Your task
Whenever a line contains the string "swatch", copy it out of the entries.

Data
↓
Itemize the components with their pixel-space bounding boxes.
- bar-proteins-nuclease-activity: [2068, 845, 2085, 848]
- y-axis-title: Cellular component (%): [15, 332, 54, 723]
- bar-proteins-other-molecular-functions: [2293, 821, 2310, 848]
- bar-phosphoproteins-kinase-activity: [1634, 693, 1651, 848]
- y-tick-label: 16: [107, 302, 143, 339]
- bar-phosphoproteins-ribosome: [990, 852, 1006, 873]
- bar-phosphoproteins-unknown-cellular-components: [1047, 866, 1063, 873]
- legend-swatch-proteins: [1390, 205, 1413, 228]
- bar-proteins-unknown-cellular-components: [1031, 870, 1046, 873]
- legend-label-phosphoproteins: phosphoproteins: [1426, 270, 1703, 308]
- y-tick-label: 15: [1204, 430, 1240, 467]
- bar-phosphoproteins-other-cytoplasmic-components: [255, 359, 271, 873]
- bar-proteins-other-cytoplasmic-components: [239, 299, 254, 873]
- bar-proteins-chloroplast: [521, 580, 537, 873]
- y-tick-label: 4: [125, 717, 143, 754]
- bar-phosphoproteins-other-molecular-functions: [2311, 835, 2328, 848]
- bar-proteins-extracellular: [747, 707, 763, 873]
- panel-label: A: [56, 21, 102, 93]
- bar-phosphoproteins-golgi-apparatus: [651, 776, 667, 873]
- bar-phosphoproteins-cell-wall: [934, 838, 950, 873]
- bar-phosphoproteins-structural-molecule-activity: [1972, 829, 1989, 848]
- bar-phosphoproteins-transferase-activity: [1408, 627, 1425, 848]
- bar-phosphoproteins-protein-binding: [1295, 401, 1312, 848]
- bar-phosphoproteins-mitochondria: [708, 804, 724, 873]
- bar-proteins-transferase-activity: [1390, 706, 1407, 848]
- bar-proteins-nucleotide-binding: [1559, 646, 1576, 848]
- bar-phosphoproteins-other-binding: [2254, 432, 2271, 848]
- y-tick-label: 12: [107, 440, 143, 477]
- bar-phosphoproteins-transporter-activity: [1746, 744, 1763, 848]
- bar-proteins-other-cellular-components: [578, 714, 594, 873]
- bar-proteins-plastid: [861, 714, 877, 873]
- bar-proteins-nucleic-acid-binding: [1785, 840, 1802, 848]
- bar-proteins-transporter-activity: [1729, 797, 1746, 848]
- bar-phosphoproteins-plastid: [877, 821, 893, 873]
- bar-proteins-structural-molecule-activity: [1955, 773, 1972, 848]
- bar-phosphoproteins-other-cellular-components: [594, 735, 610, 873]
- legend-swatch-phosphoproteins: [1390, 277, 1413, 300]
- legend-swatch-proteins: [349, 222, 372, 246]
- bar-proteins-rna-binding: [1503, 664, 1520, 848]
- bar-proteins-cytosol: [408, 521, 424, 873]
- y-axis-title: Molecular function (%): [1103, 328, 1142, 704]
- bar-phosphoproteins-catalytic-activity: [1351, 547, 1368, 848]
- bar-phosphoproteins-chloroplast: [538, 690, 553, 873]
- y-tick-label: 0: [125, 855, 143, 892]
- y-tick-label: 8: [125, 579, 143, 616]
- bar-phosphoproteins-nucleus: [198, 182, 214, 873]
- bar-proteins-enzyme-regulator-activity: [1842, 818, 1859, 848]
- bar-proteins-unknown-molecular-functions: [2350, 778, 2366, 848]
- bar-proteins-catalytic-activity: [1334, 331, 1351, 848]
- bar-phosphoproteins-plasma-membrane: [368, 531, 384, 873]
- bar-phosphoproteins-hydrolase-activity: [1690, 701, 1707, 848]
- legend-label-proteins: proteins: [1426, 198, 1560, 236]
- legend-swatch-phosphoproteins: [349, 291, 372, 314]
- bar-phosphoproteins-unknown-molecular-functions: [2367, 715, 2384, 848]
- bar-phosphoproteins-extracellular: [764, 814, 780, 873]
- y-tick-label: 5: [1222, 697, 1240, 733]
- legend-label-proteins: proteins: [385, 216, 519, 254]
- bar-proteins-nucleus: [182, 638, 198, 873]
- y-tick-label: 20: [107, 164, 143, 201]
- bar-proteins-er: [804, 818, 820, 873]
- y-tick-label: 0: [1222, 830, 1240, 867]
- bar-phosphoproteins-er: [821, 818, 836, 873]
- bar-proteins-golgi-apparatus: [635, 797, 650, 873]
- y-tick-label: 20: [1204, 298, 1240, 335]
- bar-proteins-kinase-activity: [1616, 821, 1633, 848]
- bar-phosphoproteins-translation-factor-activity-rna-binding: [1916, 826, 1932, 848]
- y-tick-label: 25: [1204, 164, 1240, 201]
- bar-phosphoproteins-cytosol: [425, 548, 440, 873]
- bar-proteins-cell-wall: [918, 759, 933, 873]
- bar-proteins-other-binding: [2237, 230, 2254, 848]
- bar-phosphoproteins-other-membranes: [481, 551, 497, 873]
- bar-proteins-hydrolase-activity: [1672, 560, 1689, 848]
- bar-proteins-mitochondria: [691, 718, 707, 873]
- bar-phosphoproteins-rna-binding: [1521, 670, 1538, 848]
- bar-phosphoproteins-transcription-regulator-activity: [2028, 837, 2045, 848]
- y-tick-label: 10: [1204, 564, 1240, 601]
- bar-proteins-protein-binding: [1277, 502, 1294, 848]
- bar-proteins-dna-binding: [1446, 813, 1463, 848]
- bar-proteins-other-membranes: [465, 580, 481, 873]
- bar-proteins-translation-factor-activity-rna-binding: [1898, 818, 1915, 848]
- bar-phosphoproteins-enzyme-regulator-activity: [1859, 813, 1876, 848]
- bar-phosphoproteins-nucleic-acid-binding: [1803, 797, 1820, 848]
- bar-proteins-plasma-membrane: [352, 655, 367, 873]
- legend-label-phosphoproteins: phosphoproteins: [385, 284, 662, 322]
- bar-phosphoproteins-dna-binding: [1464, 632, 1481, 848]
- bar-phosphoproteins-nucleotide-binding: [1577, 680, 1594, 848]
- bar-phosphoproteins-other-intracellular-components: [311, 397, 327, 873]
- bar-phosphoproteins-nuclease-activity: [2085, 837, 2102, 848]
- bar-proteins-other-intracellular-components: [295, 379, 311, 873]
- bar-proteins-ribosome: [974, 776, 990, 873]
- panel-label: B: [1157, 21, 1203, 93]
↑
Solution for this task
- legend-swatch-proteins: [1390, 205, 1413, 228]
- legend-swatch-phosphoproteins: [1390, 277, 1413, 300]
- legend-swatch-proteins: [349, 222, 372, 246]
- legend-swatch-phosphoproteins: [349, 291, 372, 314]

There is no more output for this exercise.